= DATA PROVIDED =
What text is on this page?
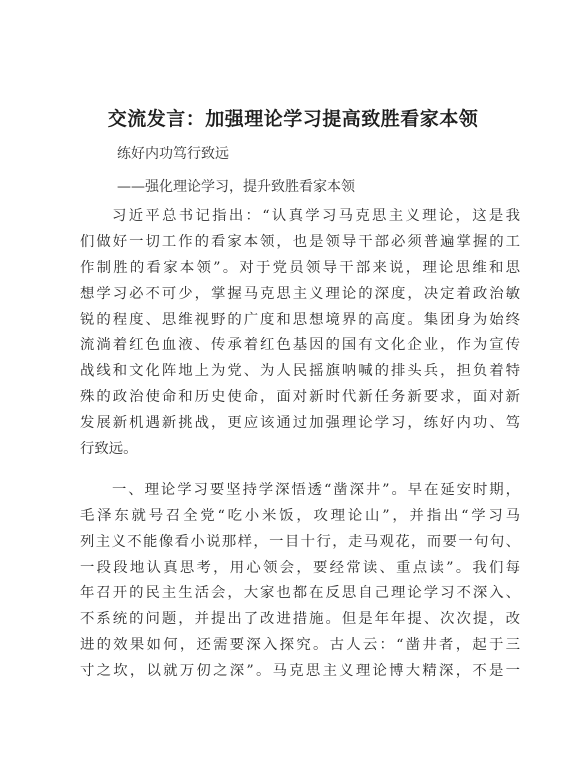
交流发言：加强理论学习提高致胜看家本领
练好内功笃行致远
——强化理论学习，提升致胜看家本领
习近平总书记指出：“认真学习马克思主义理论，这是我
们做好一切工作的看家本领，也是领导干部必须普遍掌握的工
作制胜的看家本领”。对于党员领导干部来说，理论思维和思
想学习必不可少，掌握马克思主义理论的深度，决定着政治敏
锐的程度、思维视野的广度和思想境界的高度。集团身为始终
流淌着红色血液、传承着红色基因的国有文化企业，作为宣传
战线和文化阵地上为党、为人民摇旗呐喊的排头兵，担负着特
殊的政治使命和历史使命，面对新时代新任务新要求，面对新
发展新机遇新挑战，更应该通过加强理论学习，练好内功、笃
行致远。
一、理论学习要坚持学深悟透“凿深井”。早在延安时期，
毛泽东就号召全党“吃小米饭，攻理论山”，并指出“学习马
列主义不能像看小说那样，一目十行，走马观花，而要一句句、
一段段地认真思考，用心领会，要经常读、重点读”。我们每
年召开的民主生活会，大家也都在反思自己理论学习不深入、
不系统的问题，并提出了改进措施。但是年年提、次次提，改
进的效果如何，还需要深入探究。古人云：“凿井者，起于三
寸之坎，以就万仞之深”。马克思主义理论博大精深，不是一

= WHAT YOU SHOULD DO =
Each record above must be returned exactly as written, with its pictures omitted.

= CORRECT RESULT =
What text is on this page?
交流发言：加强理论学习提高致胜看家本领
练好内功笃行致远
——强化理论学习，提升致胜看家本领
习近平总书记指出：“认真学习马克思主义理论，这是我
们做好一切工作的看家本领，也是领导干部必须普遍掌握的工
作制胜的看家本领”。对于党员领导干部来说，理论思维和思
想学习必不可少，掌握马克思主义理论的深度，决定着政治敏
锐的程度、思维视野的广度和思想境界的高度。集团身为始终
流淌着红色血液、传承着红色基因的国有文化企业，作为宣传
战线和文化阵地上为党、为人民摇旗呐喊的排头兵，担负着特
殊的政治使命和历史使命，面对新时代新任务新要求，面对新
发展新机遇新挑战，更应该通过加强理论学习，练好内功、笃
行致远。
一、理论学习要坚持学深悟透“凿深井”。早在延安时期，
毛泽东就号召全党“吃小米饭，攻理论山”，并指出“学习马
列主义不能像看小说那样，一目十行，走马观花，而要一句句、
一段段地认真思考，用心领会，要经常读、重点读”。我们每
年召开的民主生活会，大家也都在反思自己理论学习不深入、
不系统的问题，并提出了改进措施。但是年年提、次次提，改
进的效果如何，还需要深入探究。古人云：“凿井者，起于三
寸之坎，以就万仞之深”。马克思主义理论博大精深，不是一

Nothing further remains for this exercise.